» **WRITTEN PROBLEM**
In full and without alteration, repeat the material.

════════════════

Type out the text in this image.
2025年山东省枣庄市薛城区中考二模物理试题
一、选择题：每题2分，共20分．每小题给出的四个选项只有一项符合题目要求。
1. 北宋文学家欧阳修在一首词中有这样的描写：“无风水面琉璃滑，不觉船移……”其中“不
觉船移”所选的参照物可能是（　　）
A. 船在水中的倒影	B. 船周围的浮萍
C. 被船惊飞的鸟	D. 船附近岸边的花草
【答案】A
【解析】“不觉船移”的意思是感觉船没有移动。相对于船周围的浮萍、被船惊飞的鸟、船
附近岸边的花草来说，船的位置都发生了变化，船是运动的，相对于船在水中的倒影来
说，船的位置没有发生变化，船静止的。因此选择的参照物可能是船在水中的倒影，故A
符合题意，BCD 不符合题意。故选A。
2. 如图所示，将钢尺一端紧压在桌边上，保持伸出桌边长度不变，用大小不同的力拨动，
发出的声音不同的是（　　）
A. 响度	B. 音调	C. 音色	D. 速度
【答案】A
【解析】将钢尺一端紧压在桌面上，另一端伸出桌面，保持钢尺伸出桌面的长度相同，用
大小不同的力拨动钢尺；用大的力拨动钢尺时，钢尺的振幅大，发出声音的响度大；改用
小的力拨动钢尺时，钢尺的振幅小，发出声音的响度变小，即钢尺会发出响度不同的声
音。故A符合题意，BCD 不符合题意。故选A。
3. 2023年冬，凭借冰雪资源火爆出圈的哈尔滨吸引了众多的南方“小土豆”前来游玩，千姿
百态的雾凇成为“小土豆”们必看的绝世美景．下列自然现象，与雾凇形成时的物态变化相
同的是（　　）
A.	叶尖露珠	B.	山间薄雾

════════════════

» **ANSWER FOR THIS EXERCISE**
Type out the text in this image.
2025年山东省枣庄市薛城区中考二模物理试题
一、选择题：每题2分，共20分．每小题给出的四个选项只有一项符合题目要求。
1. 北宋文学家欧阳修在一首词中有这样的描写：“无风水面琉璃滑，不觉船移……”其中“不
觉船移”所选的参照物可能是（　　）
A. 船在水中的倒影	B. 船周围的浮萍
C. 被船惊飞的鸟	D. 船附近岸边的花草
【答案】A
【解析】“不觉船移”的意思是感觉船没有移动。相对于船周围的浮萍、被船惊飞的鸟、船
附近岸边的花草来说，船的位置都发生了变化，船是运动的，相对于船在水中的倒影来
说，船的位置没有发生变化，船静止的。因此选择的参照物可能是船在水中的倒影，故A
符合题意，BCD 不符合题意。故选A。
2. 如图所示，将钢尺一端紧压在桌边上，保持伸出桌边长度不变，用大小不同的力拨动，
发出的声音不同的是（　　）
A. 响度	B. 音调	C. 音色	D. 速度
【答案】A
【解析】将钢尺一端紧压在桌面上，另一端伸出桌面，保持钢尺伸出桌面的长度相同，用
大小不同的力拨动钢尺；用大的力拨动钢尺时，钢尺的振幅大，发出声音的响度大；改用
小的力拨动钢尺时，钢尺的振幅小，发出声音的响度变小，即钢尺会发出响度不同的声
音。故A符合题意，BCD 不符合题意。故选A。
3. 2023年冬，凭借冰雪资源火爆出圈的哈尔滨吸引了众多的南方“小土豆”前来游玩，千姿
百态的雾凇成为“小土豆”们必看的绝世美景．下列自然现象，与雾凇形成时的物态变化相
同的是（　　）
A.	叶尖露珠	B.	山间薄雾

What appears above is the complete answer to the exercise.